** start Input **

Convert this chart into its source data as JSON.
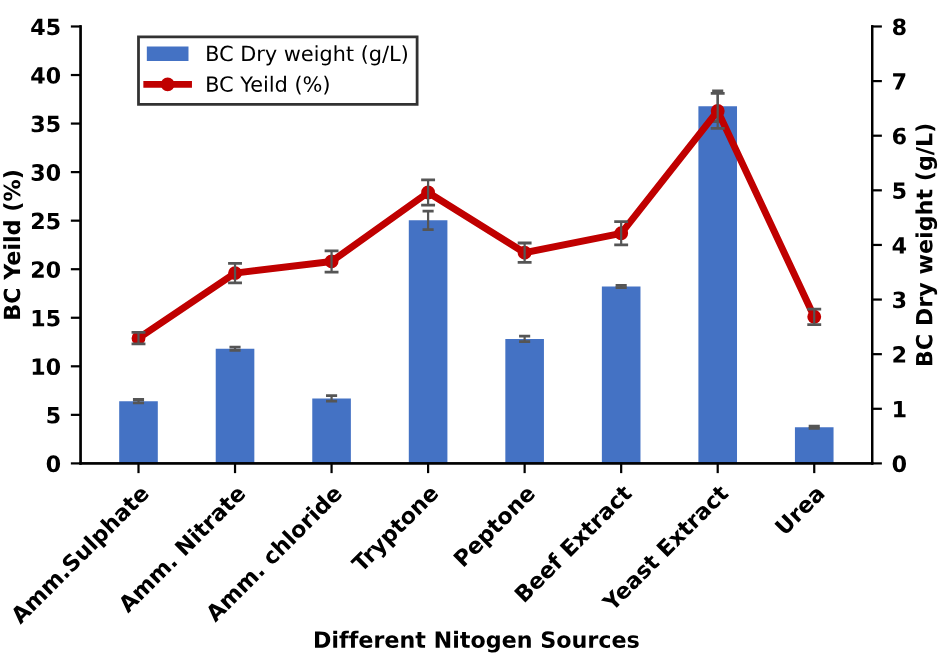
{
  "chart_data": {
    "type": "bar",
    "xlabel": "Different Nitogen Sources",
    "ylabel": "BC Yeild (%)",
    "y2label": "BC Dry weight (g/L)",
    "categories": [
      "Amm.Sulphate",
      "Amm. Nitrate",
      "Amm. chloride",
      "Tryptone",
      "Peptone",
      "Beef Extract",
      "Yeast Extract",
      "Urea"
    ],
    "series": [
      {
        "name": "BC Dry weight (g/L)",
        "axis": "y2",
        "color": "#4472c4",
        "values": [
          1.14,
          2.1,
          1.19,
          4.45,
          2.28,
          3.24,
          6.54,
          0.66
        ],
        "errors": [
          0.03,
          0.03,
          0.05,
          0.17,
          0.05,
          0.02,
          0.28,
          0.02
        ]
      },
      {
        "name": "BC Yeild (%)",
        "type": "line",
        "axis": "y",
        "color": "#c00000",
        "marker": "circle",
        "values": [
          12.9,
          19.6,
          20.8,
          27.9,
          21.7,
          23.7,
          36.3,
          15.1
        ],
        "errors": [
          0.6,
          1.0,
          1.1,
          1.3,
          1.0,
          1.2,
          1.8,
          0.8
        ]
      }
    ],
    "ylim": [
      0,
      45
    ],
    "yticks": [
      0,
      5,
      10,
      15,
      20,
      25,
      30,
      35,
      40,
      45
    ],
    "y2lim": [
      0,
      8
    ],
    "y2ticks": [
      0,
      1,
      2,
      3,
      4,
      5,
      6,
      7,
      8
    ],
    "legend": "top left",
    "grid": false
  }
}
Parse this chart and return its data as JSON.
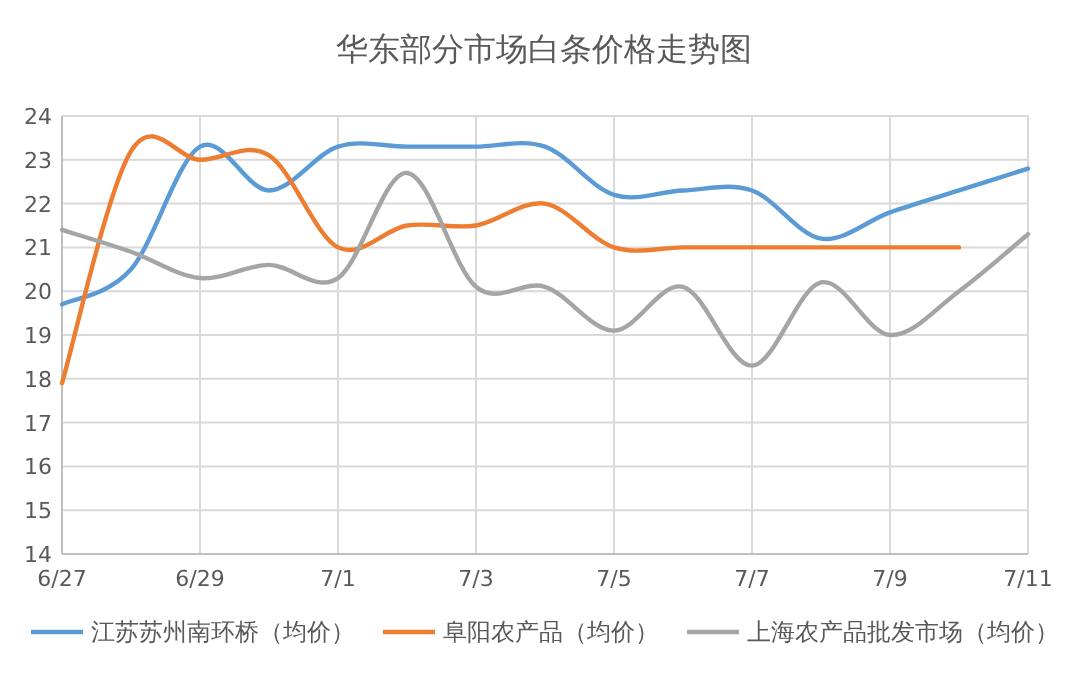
{
  "chart_data": {
    "type": "line",
    "title": "华东部分市场白条价格走势图",
    "categories": [
      "6/27",
      null,
      "6/29",
      null,
      "7/1",
      null,
      "7/3",
      null,
      "7/5",
      null,
      "7/7",
      null,
      "7/9",
      null,
      "7/11"
    ],
    "series": [
      {
        "name": "江苏苏州南环桥（均价）",
        "color": "#5b9bd5",
        "values": [
          19.7,
          20.5,
          23.3,
          22.3,
          23.3,
          23.3,
          23.3,
          23.3,
          22.2,
          22.3,
          22.3,
          21.2,
          21.8,
          22.3,
          22.8
        ]
      },
      {
        "name": "阜阳农产品（均价）",
        "color": "#ed7d31",
        "values": [
          17.9,
          23.2,
          23.0,
          23.1,
          21.0,
          21.5,
          21.5,
          22.0,
          21.0,
          21.0,
          21.0,
          21.0,
          21.0,
          21.0,
          null
        ]
      },
      {
        "name": "上海农产品批发市场（均价）",
        "color": "#a5a5a5",
        "values": [
          21.4,
          20.9,
          20.3,
          20.6,
          20.3,
          22.7,
          20.1,
          20.1,
          19.1,
          20.1,
          18.3,
          20.2,
          19.0,
          20.0,
          21.3
        ]
      }
    ],
    "ylim": [
      14,
      24
    ],
    "yticks": [
      14,
      15,
      16,
      17,
      18,
      19,
      20,
      21,
      22,
      23,
      24
    ],
    "grid": true,
    "legend": "bottom",
    "marker": "none",
    "line_style": "solid"
  }
}
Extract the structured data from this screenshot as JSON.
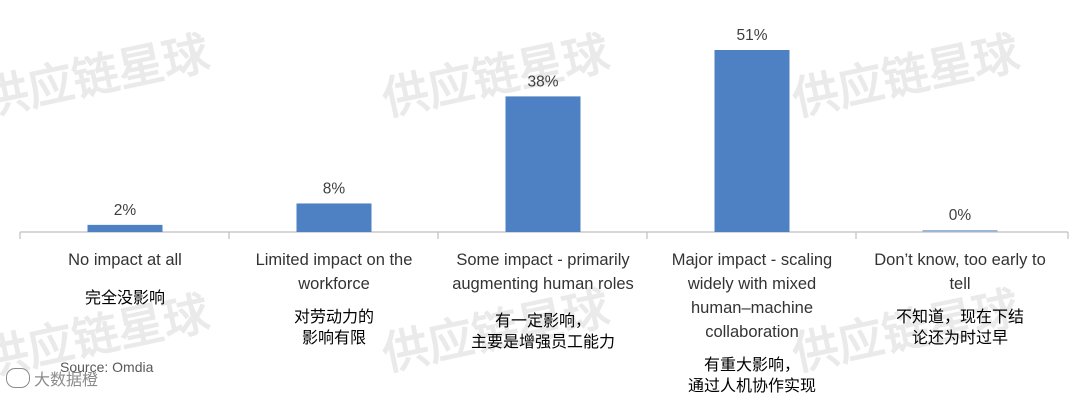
{
  "watermark": "供应链星球",
  "chart_data": {
    "type": "bar",
    "categories": [
      "No impact at all",
      "Limited impact on the\nworkforce",
      "Some impact - primarily\naugmenting human roles",
      "Major impact - scaling\nwidely with mixed\nhuman–machine\ncollaboration",
      "Don’t know, too early to\ntell"
    ],
    "categories_zh": [
      "完全没影响",
      "对劳动力的\n影响有限",
      "有一定影响，\n主要是增强员工能力",
      "有重大影响，\n通过人机协作实现",
      "不知道，现在下结\n论还为时过早"
    ],
    "values": [
      2,
      8,
      38,
      51,
      0
    ],
    "data_labels": [
      "2%",
      "8%",
      "38%",
      "51%",
      "0%"
    ],
    "ylim": [
      0,
      55
    ],
    "bar_color": "#4e81c4",
    "grid": false
  },
  "source": "Source: Omdia",
  "logo_text": "大数据橙"
}
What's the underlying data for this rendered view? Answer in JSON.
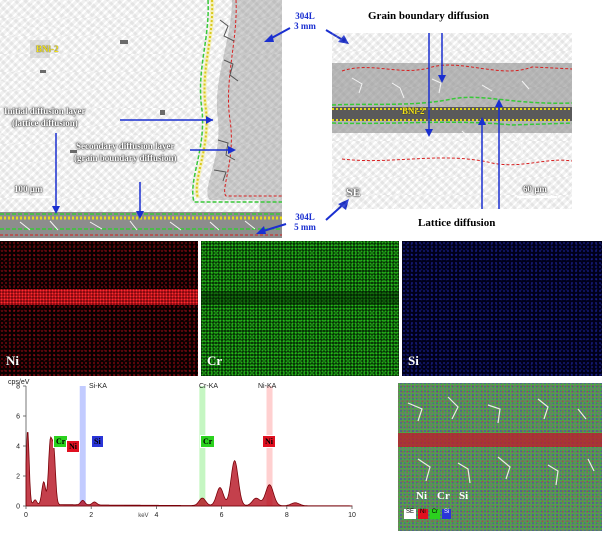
{
  "sem_left": {
    "label_bni2": "BNi-2",
    "label_initial_1": "Initial diffusion layer",
    "label_initial_2": "(lattice diffusion)",
    "label_secondary_1": "Secondary diffusion layer",
    "label_secondary_2": "(grain boundary diffusion)",
    "scale": "100 μm"
  },
  "callouts": {
    "top_1": "304L",
    "top_2": "3 mm",
    "bottom_1": "304L",
    "bottom_2": "5 mm"
  },
  "sem_right": {
    "title": "Grain boundary diffusion",
    "label_bni2": "BNi-2",
    "mode": "SE",
    "scale": "60 μm",
    "bottom_label": "Lattice diffusion"
  },
  "maps": {
    "ni": {
      "label": "Ni",
      "color": "#e01020"
    },
    "cr": {
      "label": "Cr",
      "color": "#2bd21e"
    },
    "si": {
      "label": "Si",
      "color": "#2a35d8"
    }
  },
  "spectrum": {
    "ylabel": "cps/eV",
    "y_ticks": [
      "0",
      "2",
      "4",
      "6",
      "8"
    ],
    "x_ticks": [
      "0",
      "2",
      "4",
      "6",
      "8",
      "10"
    ],
    "x_unit": "keV",
    "peak_names": {
      "si": "Si-KA",
      "cr": "Cr-KA",
      "ni": "Ni-KA"
    },
    "tags": {
      "cr1": "Cr",
      "ni1": "Ni",
      "si": "Si",
      "cr2": "Cr",
      "ni2": "Ni"
    }
  },
  "overlay": {
    "legend_ni": "Ni",
    "legend_cr": "Cr",
    "legend_si": "Si",
    "small_se": "SE",
    "small_ni": "Ni",
    "small_cr": "Cr",
    "small_si": "Si"
  },
  "chart_data": {
    "type": "line",
    "title": "",
    "xlabel": "keV",
    "ylabel": "cps/eV",
    "xlim": [
      0,
      10
    ],
    "ylim": [
      0,
      8
    ],
    "series": [
      {
        "name": "",
        "x": [
          0.05,
          0.28,
          0.52,
          0.57,
          0.74,
          0.85,
          1.74,
          2.1,
          5.41,
          5.95,
          6.4,
          7.06,
          7.47,
          8.26
        ],
        "y": [
          4.9,
          0.3,
          0.9,
          0.8,
          3.9,
          3.6,
          0.3,
          0.2,
          0.5,
          1.2,
          3.0,
          0.5,
          1.4,
          0.2
        ]
      }
    ],
    "markers": [
      {
        "name": "Si-KA",
        "x": 1.74
      },
      {
        "name": "Cr-KA",
        "x": 5.41
      },
      {
        "name": "Ni-KA",
        "x": 7.47
      }
    ]
  }
}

** end Input **

» **What is being asked**: Identify the lines in the entries above that contain "this", then copy them out.

» **Answer below**:
Convert this chart into its source data as JSON.
Parse this chart and return its data as JSON.
Extract the structured data from this screenshot as JSON.
What's the underlying data for this rendered view? Answer in JSON.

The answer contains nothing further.